Exercise:
A faithful transcription of all the data is required.

Items from a data source:
# # #

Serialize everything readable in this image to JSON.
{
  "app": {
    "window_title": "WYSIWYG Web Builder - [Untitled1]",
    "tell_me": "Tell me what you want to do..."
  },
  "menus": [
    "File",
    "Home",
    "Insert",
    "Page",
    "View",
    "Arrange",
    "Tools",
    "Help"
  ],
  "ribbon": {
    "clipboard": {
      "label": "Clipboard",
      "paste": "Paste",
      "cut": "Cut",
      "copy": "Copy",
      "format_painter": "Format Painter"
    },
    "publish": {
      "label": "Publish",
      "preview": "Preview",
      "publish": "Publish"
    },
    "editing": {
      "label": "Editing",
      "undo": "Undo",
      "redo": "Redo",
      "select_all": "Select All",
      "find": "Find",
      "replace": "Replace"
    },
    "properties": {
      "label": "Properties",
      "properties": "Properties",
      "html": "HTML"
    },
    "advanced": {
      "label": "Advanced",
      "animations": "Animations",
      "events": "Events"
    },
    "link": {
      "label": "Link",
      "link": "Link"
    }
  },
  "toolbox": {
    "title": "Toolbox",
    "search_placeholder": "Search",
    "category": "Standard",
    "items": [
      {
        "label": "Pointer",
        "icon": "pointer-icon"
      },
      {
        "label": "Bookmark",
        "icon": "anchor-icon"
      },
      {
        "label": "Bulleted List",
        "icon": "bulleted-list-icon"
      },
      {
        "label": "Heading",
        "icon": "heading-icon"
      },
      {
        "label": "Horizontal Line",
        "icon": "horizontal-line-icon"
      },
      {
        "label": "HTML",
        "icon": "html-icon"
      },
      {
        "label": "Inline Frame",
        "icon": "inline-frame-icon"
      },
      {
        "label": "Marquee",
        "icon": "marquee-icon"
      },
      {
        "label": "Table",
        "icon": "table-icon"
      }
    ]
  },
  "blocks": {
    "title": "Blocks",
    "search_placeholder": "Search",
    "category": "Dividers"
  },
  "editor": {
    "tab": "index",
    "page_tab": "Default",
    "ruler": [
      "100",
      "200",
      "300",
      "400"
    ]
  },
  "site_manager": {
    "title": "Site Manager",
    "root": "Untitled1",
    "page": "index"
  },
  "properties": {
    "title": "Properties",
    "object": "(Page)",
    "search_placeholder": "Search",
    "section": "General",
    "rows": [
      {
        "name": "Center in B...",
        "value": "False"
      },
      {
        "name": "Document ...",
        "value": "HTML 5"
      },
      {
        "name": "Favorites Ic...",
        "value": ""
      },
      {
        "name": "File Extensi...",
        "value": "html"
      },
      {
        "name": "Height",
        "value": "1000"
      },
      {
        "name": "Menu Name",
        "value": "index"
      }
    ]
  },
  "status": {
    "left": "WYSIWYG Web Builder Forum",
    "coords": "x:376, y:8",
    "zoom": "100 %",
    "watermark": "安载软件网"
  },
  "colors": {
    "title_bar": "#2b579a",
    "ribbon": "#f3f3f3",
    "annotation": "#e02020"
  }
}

# # #

Output for this task:
Serialize everything readable in this image to JSON.
{
  "app": {
    "window_title": "WYSIWYG Web Builder - [Untitled1]",
    "tell_me": "Tell me what you want to do..."
  },
  "menus": [
    "File",
    "Home",
    "Insert",
    "Page",
    "View",
    "Arrange",
    "Tools",
    "Help"
  ],
  "ribbon": {
    "clipboard": {
      "label": "Clipboard",
      "paste": "Paste",
      "cut": "Cut",
      "copy": "Copy",
      "format_painter": "Format Painter"
    },
    "publish": {
      "label": "Publish",
      "preview": "Preview",
      "publish": "Publish"
    },
    "editing": {
      "label": "Editing",
      "undo": "Undo",
      "redo": "Redo",
      "select_all": "Select All",
      "find": "Find",
      "replace": "Replace"
    },
    "properties": {
      "label": "Properties",
      "properties": "Properties",
      "html": "HTML"
    },
    "advanced": {
      "label": "Advanced",
      "animations": "Animations",
      "events": "Events"
    },
    "link": {
      "label": "Link",
      "link": "Link"
    }
  },
  "toolbox": {
    "title": "Toolbox",
    "search_placeholder": "Search",
    "category": "Standard",
    "items": [
      {
        "label": "Pointer",
        "icon": "pointer-icon"
      },
      {
        "label": "Bookmark",
        "icon": "anchor-icon"
      },
      {
        "label": "Bulleted List",
        "icon": "bulleted-list-icon"
      },
      {
        "label": "Heading",
        "icon": "heading-icon"
      },
      {
        "label": "Horizontal Line",
        "icon": "horizontal-line-icon"
      },
      {
        "label": "HTML",
        "icon": "html-icon"
      },
      {
        "label": "Inline Frame",
        "icon": "inline-frame-icon"
      },
      {
        "label": "Marquee",
        "icon": "marquee-icon"
      },
      {
        "label": "Table",
        "icon": "table-icon"
      }
    ]
  },
  "blocks": {
    "title": "Blocks",
    "search_placeholder": "Search",
    "category": "Dividers"
  },
  "editor": {
    "tab": "index",
    "page_tab": "Default",
    "ruler": [
      "100",
      "200",
      "300",
      "400"
    ]
  },
  "site_manager": {
    "title": "Site Manager",
    "root": "Untitled1",
    "page": "index"
  },
  "properties": {
    "title": "Properties",
    "object": "(Page)",
    "search_placeholder": "Search",
    "section": "General",
    "rows": [
      {
        "name": "Center in B...",
        "value": "False"
      },
      {
        "name": "Document ...",
        "value": "HTML 5"
      },
      {
        "name": "Favorites Ic...",
        "value": ""
      },
      {
        "name": "File Extensi...",
        "value": "html"
      },
      {
        "name": "Height",
        "value": "1000"
      },
      {
        "name": "Menu Name",
        "value": "index"
      }
    ]
  },
  "status": {
    "left": "WYSIWYG Web Builder Forum",
    "coords": "x:376, y:8",
    "zoom": "100 %",
    "watermark": "安载软件网"
  },
  "colors": {
    "title_bar": "#2b579a",
    "ribbon": "#f3f3f3",
    "annotation": "#e02020"
  }
}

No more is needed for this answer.